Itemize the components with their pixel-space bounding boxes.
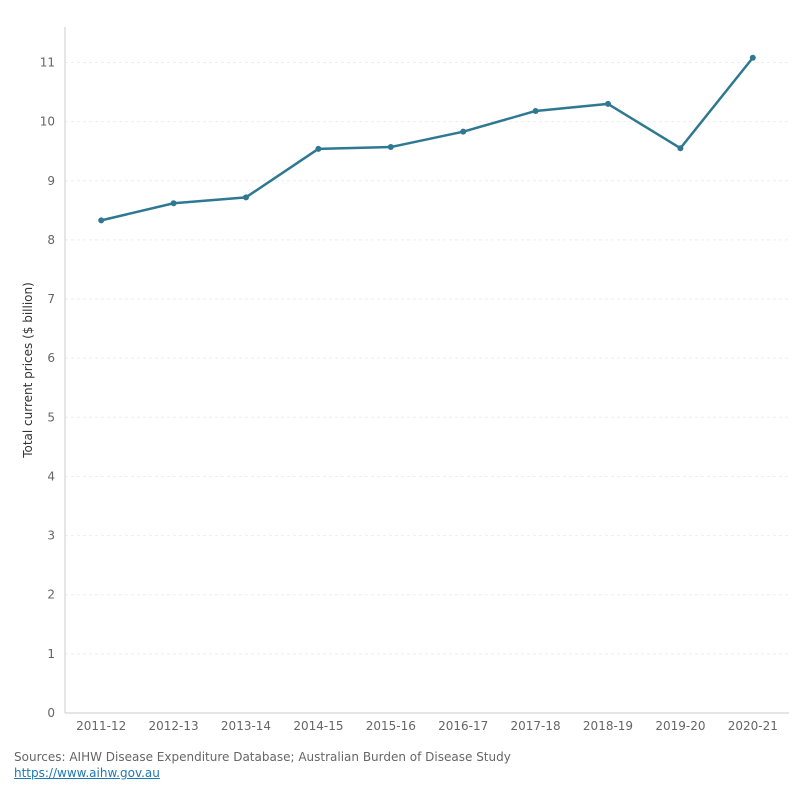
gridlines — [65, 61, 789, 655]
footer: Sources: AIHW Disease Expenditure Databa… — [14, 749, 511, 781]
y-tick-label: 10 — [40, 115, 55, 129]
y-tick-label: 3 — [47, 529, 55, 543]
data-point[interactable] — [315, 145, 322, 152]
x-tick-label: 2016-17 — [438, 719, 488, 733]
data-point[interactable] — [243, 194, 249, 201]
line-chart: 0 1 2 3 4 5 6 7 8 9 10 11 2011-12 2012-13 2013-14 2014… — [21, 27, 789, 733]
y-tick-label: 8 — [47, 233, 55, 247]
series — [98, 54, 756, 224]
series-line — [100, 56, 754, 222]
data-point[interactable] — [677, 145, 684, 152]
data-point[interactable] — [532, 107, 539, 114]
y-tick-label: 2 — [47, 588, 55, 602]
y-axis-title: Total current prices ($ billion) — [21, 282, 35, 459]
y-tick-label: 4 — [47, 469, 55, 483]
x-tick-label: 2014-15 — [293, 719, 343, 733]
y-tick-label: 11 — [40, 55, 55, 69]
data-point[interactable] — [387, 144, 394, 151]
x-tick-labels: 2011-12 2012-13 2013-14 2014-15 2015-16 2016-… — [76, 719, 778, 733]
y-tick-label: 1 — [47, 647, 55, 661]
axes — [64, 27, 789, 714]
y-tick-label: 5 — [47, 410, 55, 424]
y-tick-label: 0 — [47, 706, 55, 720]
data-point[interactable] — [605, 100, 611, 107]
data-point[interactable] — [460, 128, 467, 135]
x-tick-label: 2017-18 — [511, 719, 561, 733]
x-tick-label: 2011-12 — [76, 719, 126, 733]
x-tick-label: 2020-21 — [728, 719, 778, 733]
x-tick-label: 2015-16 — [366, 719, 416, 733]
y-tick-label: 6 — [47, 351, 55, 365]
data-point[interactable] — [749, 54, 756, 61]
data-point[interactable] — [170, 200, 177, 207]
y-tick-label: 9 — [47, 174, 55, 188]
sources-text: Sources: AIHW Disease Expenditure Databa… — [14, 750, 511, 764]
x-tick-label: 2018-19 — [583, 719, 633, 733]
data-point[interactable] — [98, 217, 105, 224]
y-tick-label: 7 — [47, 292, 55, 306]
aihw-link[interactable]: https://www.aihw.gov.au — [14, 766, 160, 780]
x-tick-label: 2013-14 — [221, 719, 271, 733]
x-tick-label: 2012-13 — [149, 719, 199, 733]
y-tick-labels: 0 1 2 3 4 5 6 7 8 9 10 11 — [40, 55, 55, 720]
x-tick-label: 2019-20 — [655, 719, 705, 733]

AIM => Arrange the lines above, from the line with "gridlines — [65, 61, 789, 655]" up to and including the line with "y-tick-label: 11 — [40, 55, 55, 69]", as a JSON list of strings with one string per line, leaving out any blank lines.

REPLY =>
[
  "gridlines — [65, 61, 789, 655]",
  "footer: Sources: AIHW Disease Expenditure Databa… — [14, 749, 511, 781]",
  "y-tick-label: 10 — [40, 115, 55, 129]",
  "y-tick-label: 3 — [47, 529, 55, 543]",
  "data-point[interactable] — [315, 145, 322, 152]",
  "x-tick-label: 2016-17 — [438, 719, 488, 733]",
  "data-point[interactable] — [243, 194, 249, 201]",
  "line-chart: 0 1 2 3 4 5 6 7 8 9 10 11 2011-12 2012-13 2013-14 2014… — [21, 27, 789, 733]",
  "y-tick-label: 8 — [47, 233, 55, 247]",
  "series — [98, 54, 756, 224]",
  "series-line — [100, 56, 754, 222]",
  "data-point[interactable] — [677, 145, 684, 152]",
  "data-point[interactable] — [532, 107, 539, 114]",
  "y-tick-label: 2 — [47, 588, 55, 602]",
  "y-axis-title: Total current prices ($ billion) — [21, 282, 35, 459]",
  "y-tick-label: 4 — [47, 469, 55, 483]",
  "x-tick-label: 2014-15 — [293, 719, 343, 733]",
  "y-tick-label: 11 — [40, 55, 55, 69]"
]